>> begin Given records
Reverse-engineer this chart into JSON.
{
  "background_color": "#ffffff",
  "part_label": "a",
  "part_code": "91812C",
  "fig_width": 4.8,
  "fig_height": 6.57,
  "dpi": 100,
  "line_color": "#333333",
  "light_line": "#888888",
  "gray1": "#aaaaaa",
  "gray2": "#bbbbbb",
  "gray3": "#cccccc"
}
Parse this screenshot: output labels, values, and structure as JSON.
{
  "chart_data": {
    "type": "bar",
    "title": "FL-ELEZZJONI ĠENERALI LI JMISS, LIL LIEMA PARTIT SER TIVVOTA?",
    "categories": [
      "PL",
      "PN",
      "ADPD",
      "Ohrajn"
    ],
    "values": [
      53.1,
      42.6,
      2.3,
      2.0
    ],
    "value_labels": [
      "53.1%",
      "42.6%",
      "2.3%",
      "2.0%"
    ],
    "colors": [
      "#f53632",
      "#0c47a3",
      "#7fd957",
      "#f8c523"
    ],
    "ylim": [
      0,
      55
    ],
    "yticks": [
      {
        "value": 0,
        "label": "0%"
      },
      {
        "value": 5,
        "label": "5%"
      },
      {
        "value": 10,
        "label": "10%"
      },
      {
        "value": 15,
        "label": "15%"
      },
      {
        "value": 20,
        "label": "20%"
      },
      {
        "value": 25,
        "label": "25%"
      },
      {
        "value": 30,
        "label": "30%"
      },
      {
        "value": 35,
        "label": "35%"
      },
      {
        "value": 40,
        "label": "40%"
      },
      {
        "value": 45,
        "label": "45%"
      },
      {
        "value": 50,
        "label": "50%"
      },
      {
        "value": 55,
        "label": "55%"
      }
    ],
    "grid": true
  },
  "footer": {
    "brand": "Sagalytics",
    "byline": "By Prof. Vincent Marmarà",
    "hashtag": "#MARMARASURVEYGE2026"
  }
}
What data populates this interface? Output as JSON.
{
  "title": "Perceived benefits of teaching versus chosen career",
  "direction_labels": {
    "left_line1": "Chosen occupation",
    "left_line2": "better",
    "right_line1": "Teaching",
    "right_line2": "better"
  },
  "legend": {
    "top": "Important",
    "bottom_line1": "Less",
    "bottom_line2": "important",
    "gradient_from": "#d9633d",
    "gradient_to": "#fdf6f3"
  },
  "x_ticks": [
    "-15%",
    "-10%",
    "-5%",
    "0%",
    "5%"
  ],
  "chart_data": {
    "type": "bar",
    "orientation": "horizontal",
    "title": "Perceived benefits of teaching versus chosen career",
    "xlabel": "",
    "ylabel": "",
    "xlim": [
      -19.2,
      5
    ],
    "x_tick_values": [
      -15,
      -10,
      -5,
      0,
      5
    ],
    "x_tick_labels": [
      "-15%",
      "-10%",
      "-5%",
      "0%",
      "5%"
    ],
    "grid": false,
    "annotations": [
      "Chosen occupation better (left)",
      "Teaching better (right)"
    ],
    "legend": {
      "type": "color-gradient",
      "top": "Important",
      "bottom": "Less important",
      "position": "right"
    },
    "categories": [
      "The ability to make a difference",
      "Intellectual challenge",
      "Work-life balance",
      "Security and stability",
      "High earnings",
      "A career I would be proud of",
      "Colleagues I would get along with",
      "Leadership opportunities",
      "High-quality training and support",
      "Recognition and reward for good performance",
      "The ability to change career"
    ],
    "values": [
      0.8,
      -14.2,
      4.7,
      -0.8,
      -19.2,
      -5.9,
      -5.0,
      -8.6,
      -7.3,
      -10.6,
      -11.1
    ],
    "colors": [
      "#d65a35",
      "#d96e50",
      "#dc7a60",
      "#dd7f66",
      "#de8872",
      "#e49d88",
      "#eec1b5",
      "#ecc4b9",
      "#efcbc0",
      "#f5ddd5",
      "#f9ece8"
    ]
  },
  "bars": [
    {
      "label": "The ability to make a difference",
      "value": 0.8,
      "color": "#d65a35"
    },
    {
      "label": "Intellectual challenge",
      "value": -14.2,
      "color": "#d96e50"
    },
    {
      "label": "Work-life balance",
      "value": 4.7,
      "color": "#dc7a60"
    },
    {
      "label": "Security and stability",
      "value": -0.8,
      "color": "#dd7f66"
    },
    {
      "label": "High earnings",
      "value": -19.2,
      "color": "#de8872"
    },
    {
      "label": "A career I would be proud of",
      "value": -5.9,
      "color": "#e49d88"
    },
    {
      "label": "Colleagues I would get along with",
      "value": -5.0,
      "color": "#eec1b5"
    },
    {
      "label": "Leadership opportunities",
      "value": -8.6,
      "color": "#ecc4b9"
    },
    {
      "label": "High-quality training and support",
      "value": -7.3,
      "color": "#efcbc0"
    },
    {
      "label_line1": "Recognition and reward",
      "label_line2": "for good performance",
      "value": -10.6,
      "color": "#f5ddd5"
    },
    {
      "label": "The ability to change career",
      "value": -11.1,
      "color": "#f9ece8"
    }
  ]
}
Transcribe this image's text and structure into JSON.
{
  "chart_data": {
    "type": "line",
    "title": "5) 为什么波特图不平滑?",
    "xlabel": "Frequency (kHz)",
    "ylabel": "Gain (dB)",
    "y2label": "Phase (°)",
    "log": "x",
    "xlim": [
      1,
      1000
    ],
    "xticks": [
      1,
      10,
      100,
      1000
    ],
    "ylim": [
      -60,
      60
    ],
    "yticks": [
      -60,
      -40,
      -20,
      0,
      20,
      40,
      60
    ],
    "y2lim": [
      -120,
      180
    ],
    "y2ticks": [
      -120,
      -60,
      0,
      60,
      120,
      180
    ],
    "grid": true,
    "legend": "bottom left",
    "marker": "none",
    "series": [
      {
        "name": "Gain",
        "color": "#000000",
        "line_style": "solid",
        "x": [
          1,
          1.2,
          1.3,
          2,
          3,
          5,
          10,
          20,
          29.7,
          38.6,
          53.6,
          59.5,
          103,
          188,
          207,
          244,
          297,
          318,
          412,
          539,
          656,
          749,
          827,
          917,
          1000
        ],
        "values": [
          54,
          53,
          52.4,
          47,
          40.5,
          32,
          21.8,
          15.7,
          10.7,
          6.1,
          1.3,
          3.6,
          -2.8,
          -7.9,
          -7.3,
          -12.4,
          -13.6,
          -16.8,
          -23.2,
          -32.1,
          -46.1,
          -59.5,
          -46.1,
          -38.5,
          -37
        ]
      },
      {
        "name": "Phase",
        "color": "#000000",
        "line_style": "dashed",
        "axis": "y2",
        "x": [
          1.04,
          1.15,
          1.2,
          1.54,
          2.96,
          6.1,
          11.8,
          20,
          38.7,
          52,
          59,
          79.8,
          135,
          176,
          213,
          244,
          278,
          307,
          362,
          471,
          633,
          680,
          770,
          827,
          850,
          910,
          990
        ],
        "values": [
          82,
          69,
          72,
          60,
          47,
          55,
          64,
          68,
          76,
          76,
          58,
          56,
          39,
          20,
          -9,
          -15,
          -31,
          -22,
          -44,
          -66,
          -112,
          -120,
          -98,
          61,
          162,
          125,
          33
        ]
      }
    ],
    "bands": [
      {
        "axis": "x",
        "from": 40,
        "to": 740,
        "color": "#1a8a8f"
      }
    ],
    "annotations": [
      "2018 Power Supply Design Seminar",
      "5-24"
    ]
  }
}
>> end Given records
§ **Given request**
In the material above, tally every line with the string "JSON" in it, then give that number alone.

§ **Output below**
4